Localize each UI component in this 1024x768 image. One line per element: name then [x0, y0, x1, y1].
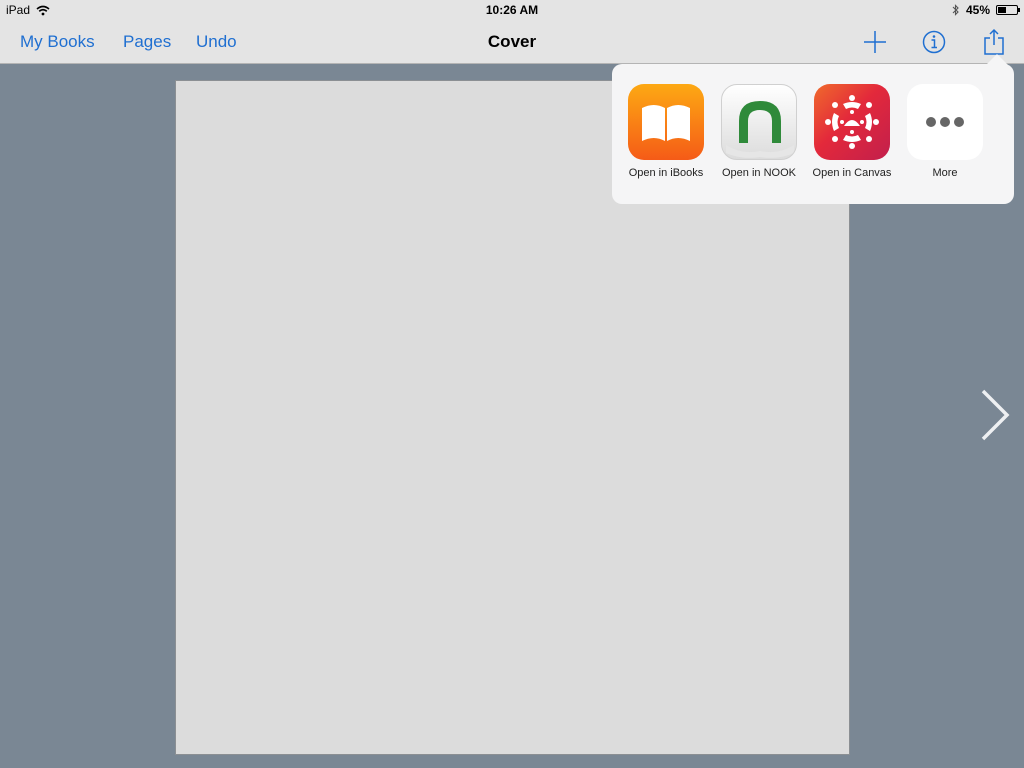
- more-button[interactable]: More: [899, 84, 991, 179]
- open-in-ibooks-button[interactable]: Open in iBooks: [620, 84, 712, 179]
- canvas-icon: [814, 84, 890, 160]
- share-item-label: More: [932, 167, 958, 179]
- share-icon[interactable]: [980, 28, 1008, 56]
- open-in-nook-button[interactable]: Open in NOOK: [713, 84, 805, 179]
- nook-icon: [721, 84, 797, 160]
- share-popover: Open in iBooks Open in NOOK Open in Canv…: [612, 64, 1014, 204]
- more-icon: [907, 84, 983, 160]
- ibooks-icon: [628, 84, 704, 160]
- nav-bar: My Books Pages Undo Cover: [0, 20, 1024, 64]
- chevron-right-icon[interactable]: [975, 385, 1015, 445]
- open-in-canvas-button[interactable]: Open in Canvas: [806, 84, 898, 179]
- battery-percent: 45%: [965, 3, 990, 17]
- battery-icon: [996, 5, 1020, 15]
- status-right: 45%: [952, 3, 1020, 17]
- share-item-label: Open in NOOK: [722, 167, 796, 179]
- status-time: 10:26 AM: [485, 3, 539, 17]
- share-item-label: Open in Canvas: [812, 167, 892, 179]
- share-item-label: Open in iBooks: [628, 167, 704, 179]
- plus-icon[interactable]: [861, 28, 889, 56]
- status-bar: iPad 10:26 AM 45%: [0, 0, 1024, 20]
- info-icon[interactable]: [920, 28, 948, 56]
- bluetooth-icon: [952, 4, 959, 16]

■ ■ ■ ■ ■

### THE TASK
Return every line of the rows above without any change, leaving out the pictures.

### WRITTEN REPLY
Localize each UI component in this 1024x768 image. One line per element: name then [x0, y0, x1, y1].
- more-button[interactable]: More: [899, 84, 991, 179]
- open-in-ibooks-button[interactable]: Open in iBooks: [620, 84, 712, 179]
- canvas-icon: [814, 84, 890, 160]
- share-item-label: More: [932, 167, 958, 179]
- share-icon[interactable]: [980, 28, 1008, 56]
- open-in-nook-button[interactable]: Open in NOOK: [713, 84, 805, 179]
- nook-icon: [721, 84, 797, 160]
- share-popover: Open in iBooks Open in NOOK Open in Canv…: [612, 64, 1014, 204]
- more-icon: [907, 84, 983, 160]
- ibooks-icon: [628, 84, 704, 160]
- nav-bar: My Books Pages Undo Cover: [0, 20, 1024, 64]
- chevron-right-icon[interactable]: [975, 385, 1015, 445]
- open-in-canvas-button[interactable]: Open in Canvas: [806, 84, 898, 179]
- battery-percent: 45%: [965, 3, 990, 17]
- battery-icon: [996, 5, 1020, 15]
- status-right: 45%: [952, 3, 1020, 17]
- share-item-label: Open in NOOK: [722, 167, 796, 179]
- status-time: 10:26 AM: [485, 3, 539, 17]
- share-item-label: Open in Canvas: [812, 167, 892, 179]
- share-item-label: Open in iBooks: [628, 167, 704, 179]
- plus-icon[interactable]: [861, 28, 889, 56]
- status-bar: iPad 10:26 AM 45%: [0, 0, 1024, 20]
- info-icon[interactable]: [920, 28, 948, 56]
- bluetooth-icon: [952, 4, 959, 16]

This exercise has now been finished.